** Begin Data to process **
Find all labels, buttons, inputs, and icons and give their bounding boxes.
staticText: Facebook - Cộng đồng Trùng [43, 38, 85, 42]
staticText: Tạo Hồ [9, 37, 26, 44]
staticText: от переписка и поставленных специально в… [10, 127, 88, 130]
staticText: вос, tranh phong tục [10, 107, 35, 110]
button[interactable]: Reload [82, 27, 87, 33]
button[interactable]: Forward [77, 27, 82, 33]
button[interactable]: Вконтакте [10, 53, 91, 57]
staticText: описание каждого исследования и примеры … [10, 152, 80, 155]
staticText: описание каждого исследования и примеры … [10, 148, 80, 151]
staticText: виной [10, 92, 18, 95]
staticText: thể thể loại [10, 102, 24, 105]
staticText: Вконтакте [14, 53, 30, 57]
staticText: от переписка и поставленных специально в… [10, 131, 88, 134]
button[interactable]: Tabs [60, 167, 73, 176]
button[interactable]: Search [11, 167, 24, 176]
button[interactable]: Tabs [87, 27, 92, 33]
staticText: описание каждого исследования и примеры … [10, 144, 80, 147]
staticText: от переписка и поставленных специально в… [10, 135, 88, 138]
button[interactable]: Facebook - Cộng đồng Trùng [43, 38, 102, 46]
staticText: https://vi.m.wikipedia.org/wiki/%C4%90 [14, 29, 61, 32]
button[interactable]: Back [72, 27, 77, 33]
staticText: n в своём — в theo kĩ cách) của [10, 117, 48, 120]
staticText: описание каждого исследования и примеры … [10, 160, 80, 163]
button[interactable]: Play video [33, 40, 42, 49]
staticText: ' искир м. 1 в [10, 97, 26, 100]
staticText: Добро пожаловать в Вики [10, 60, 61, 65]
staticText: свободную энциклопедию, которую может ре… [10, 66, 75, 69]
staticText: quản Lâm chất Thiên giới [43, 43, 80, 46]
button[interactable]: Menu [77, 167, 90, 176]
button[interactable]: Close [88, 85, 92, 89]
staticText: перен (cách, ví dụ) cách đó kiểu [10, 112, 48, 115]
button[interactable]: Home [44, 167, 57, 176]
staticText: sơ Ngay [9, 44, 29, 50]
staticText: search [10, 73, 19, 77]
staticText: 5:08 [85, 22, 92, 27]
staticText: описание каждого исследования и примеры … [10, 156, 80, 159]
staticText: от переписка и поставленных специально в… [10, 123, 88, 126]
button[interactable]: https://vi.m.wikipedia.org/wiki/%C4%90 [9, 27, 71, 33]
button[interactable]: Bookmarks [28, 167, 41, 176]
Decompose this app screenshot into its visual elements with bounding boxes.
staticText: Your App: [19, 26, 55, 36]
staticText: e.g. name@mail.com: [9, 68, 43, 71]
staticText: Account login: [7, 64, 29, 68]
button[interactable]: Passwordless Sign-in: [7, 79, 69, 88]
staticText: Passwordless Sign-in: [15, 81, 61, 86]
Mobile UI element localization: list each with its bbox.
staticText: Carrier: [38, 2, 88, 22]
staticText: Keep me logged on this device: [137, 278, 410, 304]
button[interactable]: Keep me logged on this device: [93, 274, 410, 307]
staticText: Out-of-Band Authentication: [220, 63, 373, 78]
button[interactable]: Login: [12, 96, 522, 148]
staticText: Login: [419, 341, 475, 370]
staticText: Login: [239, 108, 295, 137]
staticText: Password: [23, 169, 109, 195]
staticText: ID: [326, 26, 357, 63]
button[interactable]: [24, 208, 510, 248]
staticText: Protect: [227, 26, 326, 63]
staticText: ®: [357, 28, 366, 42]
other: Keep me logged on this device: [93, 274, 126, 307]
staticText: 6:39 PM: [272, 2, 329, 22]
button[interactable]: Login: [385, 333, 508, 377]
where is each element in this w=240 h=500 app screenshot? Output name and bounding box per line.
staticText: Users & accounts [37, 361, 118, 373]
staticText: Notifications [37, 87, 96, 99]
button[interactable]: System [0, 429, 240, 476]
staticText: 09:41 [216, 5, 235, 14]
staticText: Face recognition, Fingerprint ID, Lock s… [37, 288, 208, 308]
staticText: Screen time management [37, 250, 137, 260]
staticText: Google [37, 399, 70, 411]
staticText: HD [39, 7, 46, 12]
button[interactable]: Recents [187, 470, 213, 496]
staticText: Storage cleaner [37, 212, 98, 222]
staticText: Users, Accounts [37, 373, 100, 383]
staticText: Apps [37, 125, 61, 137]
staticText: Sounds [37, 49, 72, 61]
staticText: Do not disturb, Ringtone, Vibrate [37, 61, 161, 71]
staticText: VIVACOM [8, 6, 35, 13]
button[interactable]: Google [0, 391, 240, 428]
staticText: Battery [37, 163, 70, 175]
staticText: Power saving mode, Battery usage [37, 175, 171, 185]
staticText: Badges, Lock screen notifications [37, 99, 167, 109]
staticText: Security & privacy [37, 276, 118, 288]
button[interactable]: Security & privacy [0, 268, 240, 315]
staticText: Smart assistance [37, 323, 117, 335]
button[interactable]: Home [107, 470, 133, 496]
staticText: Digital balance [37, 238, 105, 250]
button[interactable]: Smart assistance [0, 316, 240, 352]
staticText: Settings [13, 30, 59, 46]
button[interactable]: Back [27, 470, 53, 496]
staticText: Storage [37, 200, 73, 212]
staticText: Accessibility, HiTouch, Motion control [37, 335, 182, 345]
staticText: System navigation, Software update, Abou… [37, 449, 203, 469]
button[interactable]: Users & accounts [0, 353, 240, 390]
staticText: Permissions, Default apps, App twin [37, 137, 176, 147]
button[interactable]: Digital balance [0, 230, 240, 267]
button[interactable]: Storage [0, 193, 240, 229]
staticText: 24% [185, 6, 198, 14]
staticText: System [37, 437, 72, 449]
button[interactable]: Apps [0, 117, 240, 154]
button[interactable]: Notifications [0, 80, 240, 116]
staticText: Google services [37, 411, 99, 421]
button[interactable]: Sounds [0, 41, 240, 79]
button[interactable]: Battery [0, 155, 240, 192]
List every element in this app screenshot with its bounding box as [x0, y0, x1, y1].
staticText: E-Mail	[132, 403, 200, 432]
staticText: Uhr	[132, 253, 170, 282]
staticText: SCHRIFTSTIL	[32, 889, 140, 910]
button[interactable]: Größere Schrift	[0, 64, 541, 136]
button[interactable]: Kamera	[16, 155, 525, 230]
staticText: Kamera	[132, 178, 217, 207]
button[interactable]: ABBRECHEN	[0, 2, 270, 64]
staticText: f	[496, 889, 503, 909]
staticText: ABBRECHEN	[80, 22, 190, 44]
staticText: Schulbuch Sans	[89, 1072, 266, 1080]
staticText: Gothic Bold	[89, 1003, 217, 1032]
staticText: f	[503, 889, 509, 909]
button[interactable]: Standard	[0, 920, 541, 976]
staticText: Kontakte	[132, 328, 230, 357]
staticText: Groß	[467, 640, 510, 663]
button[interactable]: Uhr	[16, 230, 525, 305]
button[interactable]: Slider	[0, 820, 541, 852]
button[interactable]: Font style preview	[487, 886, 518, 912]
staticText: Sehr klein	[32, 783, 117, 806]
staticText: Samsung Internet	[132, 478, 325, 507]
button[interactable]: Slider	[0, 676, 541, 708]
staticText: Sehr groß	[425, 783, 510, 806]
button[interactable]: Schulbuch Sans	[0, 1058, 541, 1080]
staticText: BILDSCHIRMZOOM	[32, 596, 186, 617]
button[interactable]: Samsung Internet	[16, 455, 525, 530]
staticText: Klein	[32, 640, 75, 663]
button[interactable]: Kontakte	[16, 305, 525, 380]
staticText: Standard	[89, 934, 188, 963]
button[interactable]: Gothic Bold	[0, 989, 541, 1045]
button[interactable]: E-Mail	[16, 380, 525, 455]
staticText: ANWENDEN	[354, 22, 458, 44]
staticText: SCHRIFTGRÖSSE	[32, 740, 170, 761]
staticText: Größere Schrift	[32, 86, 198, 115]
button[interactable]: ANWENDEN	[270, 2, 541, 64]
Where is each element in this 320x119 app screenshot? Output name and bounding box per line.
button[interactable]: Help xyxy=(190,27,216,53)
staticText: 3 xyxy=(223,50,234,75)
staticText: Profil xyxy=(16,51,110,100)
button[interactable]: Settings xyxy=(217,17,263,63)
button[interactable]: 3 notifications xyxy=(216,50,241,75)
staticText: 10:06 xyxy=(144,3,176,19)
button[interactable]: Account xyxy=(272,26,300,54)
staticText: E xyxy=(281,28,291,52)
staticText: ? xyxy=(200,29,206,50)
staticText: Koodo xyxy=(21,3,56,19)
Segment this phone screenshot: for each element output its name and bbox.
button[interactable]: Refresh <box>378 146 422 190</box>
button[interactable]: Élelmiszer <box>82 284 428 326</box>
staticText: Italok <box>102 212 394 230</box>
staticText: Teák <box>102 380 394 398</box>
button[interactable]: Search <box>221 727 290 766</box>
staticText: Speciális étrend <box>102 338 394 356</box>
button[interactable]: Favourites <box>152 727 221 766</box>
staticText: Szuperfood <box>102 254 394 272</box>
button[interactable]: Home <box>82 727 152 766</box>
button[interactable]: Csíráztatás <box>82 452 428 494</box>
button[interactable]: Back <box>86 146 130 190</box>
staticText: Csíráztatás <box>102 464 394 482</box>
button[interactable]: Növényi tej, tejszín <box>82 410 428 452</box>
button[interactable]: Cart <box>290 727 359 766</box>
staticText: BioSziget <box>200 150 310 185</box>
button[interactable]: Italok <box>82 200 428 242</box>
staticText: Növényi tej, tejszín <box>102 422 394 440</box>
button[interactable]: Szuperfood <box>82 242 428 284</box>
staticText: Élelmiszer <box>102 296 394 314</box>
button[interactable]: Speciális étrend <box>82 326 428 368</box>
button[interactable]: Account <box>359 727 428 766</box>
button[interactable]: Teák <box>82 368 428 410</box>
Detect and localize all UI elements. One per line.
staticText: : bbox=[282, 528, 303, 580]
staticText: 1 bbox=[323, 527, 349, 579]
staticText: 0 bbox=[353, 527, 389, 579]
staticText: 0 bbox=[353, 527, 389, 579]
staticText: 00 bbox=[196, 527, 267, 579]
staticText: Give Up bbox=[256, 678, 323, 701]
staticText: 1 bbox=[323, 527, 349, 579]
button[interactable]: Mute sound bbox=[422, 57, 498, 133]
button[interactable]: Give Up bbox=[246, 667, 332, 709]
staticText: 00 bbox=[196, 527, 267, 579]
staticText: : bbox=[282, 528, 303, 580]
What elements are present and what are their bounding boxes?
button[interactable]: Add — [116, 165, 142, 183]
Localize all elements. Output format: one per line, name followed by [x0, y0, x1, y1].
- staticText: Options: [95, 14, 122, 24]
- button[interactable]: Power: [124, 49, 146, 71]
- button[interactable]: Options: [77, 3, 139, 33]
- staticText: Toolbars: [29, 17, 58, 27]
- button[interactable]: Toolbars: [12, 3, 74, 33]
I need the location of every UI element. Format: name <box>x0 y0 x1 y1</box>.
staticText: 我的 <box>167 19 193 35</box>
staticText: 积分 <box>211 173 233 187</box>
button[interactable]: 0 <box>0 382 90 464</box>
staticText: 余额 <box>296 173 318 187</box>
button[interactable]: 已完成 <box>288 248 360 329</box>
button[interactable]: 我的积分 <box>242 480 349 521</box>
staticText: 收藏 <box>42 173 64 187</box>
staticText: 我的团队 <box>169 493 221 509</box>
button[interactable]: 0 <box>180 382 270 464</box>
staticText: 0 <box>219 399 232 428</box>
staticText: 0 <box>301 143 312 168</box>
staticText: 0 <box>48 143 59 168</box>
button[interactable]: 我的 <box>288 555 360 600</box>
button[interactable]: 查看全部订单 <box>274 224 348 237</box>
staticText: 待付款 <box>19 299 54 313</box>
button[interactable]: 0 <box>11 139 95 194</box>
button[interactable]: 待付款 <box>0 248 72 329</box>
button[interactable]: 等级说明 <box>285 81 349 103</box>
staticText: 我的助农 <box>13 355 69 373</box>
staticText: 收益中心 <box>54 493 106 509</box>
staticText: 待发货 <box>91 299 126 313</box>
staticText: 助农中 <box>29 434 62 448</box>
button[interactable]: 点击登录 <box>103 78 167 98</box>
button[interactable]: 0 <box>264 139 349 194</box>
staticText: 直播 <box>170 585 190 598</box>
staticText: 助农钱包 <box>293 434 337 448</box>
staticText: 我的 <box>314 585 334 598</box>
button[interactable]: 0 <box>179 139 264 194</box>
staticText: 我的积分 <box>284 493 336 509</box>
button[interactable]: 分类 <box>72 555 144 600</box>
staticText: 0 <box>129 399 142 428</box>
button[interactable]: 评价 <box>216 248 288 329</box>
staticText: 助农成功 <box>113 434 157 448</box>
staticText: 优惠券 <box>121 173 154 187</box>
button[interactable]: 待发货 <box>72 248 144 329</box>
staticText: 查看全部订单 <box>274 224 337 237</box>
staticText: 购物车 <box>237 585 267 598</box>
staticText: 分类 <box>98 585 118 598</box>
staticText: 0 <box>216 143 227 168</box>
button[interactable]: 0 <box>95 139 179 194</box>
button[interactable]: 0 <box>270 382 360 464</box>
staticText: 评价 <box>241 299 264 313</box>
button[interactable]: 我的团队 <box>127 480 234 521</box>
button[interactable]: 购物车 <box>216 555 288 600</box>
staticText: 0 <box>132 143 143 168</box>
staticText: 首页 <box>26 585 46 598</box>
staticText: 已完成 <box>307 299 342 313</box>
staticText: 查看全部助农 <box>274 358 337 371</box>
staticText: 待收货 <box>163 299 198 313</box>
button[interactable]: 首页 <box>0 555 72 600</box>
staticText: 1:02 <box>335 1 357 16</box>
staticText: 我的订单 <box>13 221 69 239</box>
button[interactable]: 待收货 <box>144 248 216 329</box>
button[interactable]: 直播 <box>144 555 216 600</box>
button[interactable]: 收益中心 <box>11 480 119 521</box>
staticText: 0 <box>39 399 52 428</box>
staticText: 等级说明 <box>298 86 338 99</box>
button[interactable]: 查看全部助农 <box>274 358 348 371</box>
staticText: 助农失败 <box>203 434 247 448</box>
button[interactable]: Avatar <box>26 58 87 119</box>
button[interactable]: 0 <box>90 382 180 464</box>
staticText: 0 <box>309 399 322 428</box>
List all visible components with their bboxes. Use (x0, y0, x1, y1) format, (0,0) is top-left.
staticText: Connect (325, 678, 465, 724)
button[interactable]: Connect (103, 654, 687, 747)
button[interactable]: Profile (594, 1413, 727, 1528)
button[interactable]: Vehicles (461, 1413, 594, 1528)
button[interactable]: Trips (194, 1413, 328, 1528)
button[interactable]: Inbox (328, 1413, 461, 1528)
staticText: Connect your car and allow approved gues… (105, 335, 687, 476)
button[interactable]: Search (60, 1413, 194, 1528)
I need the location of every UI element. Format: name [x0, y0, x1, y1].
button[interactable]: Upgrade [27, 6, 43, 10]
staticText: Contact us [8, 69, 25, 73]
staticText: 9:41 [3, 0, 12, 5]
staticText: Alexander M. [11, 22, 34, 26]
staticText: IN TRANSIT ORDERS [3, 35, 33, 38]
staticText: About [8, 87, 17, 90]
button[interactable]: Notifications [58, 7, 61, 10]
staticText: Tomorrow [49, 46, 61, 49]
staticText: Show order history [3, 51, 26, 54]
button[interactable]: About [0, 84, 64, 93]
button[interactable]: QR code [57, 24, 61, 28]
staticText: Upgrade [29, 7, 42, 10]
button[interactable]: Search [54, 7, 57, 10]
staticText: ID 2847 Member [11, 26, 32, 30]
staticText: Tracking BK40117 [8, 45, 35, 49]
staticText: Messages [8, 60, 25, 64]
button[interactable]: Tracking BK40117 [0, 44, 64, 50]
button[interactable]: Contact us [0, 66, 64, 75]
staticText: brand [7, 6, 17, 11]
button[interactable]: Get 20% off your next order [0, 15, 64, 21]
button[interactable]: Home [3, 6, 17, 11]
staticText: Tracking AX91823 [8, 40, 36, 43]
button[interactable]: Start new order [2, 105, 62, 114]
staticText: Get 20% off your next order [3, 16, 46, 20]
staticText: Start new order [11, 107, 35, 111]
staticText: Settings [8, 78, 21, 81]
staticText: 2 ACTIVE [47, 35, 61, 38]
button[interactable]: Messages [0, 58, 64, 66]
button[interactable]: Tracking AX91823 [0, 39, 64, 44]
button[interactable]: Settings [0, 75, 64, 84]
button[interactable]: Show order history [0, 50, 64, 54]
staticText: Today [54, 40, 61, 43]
** End Data to process **
**Short problem:**
Count the lines of the records that contain the string "Kontakte", treating uppercase and lowercase letters as distinct. Give only the number.

**Output:**
2